• [Task input]:
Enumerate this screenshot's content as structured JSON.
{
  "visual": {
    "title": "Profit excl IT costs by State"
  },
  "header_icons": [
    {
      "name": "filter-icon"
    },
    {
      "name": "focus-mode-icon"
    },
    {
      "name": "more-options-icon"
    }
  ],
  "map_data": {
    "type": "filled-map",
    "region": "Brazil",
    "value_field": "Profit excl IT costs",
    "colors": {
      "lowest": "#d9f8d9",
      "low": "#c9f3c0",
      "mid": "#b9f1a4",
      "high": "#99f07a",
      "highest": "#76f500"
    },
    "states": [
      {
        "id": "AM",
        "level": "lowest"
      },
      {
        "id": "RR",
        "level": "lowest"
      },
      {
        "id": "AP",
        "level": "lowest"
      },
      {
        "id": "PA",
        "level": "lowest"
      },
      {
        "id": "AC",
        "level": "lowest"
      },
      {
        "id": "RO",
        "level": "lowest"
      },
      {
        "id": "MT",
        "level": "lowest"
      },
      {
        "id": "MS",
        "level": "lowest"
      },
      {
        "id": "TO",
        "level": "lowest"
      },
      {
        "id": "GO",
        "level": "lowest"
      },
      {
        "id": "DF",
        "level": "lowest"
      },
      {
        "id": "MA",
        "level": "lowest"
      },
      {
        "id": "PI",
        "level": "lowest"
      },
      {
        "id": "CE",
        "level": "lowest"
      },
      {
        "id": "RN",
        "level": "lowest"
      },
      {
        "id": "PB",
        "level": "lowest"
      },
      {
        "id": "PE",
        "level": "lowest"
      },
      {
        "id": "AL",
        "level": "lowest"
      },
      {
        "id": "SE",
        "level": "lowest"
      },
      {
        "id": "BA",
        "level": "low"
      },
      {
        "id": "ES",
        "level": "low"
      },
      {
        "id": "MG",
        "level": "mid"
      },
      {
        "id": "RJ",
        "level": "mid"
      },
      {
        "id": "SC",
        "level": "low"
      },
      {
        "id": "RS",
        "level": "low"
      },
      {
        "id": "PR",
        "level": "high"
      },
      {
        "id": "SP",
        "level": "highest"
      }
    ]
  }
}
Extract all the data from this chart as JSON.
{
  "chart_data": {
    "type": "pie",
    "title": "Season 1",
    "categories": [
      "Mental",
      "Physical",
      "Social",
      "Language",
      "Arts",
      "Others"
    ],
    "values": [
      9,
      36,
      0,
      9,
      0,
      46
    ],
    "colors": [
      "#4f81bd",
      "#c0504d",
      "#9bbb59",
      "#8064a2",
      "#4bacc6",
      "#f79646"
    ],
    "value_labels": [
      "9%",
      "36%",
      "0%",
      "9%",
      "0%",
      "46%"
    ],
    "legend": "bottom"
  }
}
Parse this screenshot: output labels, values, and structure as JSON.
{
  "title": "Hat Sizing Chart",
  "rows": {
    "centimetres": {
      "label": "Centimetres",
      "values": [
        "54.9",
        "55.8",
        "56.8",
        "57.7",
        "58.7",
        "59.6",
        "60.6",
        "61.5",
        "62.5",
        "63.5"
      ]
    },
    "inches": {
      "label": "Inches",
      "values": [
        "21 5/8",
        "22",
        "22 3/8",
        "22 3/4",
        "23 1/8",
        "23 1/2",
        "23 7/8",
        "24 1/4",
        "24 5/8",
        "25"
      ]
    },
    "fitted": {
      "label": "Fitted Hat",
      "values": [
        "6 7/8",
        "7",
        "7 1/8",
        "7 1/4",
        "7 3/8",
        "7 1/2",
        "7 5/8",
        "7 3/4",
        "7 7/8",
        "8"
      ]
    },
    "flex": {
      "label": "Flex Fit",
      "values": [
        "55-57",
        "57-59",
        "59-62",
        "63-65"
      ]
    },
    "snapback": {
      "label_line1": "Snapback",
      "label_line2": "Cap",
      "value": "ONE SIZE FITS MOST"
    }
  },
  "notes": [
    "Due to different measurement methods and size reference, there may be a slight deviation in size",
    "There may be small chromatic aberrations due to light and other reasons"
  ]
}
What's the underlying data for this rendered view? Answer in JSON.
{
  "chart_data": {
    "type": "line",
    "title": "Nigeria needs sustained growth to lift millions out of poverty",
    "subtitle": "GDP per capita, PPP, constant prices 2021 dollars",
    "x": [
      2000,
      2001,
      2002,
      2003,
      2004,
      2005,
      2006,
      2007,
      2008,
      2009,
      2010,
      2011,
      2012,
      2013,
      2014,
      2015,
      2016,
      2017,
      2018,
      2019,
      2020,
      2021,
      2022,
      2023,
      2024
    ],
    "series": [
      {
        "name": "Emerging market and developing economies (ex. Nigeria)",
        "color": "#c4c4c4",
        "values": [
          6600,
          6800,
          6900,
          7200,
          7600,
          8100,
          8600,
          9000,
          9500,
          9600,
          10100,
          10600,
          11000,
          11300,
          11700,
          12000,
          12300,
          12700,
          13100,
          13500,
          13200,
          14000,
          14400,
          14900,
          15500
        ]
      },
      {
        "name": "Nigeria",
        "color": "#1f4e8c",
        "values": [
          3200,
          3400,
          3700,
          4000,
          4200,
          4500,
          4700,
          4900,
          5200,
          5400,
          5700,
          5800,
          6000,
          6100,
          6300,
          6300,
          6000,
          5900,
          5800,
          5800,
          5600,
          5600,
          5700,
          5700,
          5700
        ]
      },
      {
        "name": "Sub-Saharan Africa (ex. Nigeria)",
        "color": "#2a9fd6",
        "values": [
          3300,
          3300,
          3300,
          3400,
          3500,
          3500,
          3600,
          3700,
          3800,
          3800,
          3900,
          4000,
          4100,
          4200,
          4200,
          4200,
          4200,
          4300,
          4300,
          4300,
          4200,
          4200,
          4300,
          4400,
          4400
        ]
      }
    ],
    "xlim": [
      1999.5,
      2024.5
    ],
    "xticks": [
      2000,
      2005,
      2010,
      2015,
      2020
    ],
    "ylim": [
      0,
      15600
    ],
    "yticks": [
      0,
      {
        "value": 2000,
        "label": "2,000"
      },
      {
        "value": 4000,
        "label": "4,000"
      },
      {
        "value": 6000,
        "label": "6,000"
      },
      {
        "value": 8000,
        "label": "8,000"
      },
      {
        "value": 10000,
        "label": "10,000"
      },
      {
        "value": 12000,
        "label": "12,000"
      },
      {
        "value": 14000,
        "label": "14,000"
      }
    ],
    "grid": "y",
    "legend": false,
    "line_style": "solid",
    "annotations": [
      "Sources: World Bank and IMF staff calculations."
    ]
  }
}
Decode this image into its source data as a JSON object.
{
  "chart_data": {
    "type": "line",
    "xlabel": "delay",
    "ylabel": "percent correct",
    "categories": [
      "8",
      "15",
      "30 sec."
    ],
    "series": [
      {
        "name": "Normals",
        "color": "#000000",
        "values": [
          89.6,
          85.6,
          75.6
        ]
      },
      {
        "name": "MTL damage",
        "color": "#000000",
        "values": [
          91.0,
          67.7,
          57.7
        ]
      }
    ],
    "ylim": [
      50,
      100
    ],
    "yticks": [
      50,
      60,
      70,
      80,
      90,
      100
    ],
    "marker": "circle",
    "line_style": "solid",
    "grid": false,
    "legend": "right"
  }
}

• [Aim]: Find the word "type" in the data and show each line that holds it.

• [Task response]:
    "type": "filled-map",
    "type": "pie",
    "type": "line",
    "type": "line",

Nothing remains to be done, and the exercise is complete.